Every line with the string "Pedro" should be gathered.

--- Begin ---

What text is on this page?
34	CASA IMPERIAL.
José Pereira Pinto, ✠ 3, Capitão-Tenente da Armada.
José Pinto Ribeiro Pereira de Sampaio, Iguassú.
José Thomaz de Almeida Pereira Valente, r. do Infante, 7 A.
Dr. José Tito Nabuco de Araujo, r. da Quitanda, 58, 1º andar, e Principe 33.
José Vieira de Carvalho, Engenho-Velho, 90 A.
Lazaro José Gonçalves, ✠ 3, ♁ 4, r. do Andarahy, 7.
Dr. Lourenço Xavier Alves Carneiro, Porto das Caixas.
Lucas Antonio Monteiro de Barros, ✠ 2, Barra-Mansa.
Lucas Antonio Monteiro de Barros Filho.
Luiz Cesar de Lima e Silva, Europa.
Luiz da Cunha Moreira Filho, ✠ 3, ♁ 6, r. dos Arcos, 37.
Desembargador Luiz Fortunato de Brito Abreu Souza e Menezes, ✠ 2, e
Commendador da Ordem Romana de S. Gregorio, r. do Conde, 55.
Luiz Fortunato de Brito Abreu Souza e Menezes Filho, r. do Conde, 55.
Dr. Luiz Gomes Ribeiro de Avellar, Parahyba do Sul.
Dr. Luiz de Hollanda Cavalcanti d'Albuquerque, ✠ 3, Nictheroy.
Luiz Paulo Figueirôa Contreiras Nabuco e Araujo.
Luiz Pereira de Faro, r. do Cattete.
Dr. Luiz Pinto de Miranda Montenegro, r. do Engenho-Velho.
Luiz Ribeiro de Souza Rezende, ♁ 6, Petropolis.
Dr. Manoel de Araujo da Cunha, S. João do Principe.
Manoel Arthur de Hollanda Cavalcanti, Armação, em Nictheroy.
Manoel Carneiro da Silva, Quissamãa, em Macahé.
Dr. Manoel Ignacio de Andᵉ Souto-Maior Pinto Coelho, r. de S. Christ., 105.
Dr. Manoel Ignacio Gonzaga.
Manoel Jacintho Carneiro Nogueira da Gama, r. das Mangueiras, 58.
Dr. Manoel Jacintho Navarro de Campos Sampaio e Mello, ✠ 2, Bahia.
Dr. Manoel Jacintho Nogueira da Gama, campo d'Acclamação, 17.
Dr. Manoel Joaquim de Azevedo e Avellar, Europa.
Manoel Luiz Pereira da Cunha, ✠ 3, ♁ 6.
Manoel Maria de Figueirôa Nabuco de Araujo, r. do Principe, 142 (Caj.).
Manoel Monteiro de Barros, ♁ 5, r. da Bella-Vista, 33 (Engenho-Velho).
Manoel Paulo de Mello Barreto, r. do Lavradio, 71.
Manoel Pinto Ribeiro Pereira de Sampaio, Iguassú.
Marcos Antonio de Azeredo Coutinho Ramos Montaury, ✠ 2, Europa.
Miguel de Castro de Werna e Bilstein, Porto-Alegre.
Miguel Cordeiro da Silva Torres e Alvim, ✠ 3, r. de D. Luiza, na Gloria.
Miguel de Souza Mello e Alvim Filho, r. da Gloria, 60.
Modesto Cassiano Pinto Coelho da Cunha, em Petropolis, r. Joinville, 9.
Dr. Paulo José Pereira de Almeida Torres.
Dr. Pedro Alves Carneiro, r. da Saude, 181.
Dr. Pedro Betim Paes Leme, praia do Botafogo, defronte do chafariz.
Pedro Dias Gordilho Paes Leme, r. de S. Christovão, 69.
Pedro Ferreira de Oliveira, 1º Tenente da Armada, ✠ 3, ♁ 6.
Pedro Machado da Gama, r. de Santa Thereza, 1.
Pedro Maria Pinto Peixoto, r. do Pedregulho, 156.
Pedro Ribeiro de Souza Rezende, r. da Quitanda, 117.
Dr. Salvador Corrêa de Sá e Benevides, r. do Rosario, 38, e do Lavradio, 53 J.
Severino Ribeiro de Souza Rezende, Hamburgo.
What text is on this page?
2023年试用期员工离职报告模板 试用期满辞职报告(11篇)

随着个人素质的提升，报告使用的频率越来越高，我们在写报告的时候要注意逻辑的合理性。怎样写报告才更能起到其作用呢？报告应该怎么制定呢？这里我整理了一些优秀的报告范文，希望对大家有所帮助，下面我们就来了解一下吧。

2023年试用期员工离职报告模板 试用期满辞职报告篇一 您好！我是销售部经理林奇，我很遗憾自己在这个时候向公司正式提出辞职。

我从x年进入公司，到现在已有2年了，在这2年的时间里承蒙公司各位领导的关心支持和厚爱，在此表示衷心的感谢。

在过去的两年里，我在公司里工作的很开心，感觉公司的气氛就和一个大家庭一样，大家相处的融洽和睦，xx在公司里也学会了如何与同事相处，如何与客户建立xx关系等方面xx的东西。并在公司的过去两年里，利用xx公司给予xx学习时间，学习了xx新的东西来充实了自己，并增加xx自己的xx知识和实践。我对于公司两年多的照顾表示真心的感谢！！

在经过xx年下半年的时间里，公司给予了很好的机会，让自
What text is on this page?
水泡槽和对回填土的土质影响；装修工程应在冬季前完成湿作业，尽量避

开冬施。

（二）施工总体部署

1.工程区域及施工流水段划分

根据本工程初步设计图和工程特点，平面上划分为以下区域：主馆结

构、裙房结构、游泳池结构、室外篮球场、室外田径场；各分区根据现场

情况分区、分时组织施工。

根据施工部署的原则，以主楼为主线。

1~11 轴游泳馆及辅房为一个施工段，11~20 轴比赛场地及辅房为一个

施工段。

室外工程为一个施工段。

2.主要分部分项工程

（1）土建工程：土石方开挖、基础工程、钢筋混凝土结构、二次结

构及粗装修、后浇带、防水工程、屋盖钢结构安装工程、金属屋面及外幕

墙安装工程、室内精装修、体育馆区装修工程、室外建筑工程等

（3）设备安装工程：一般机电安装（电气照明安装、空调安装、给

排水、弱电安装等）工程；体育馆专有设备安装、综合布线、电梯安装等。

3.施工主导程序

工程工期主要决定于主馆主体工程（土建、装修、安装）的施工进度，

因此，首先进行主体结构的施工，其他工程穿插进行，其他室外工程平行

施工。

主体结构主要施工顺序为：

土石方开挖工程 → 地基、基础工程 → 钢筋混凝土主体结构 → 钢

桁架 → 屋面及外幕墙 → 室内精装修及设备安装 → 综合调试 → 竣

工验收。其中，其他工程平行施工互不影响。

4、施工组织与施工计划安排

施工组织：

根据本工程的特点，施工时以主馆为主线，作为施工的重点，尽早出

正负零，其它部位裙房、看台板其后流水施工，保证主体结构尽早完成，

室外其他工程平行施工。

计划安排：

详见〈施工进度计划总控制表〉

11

--- End ---

* [WRITTEN ANSWER]:
Dr. Pedro Alves Carneiro, r. da Saude, 181.
Dr. Pedro Betim Paes Leme, praia do Botafogo, defronte do chafariz.
Pedro Dias Gordilho Paes Leme, r. de S. Christovão, 69.
Pedro Ferreira de Oliveira, 1º Tenente da Armada, ✠ 3, ♁ 6.
Pedro Machado da Gama, r. de Santa Thereza, 1.
Pedro Maria Pinto Peixoto, r. do Pedregulho, 156.
Pedro Ribeiro de Souza Rezende, r. da Quitanda, 117.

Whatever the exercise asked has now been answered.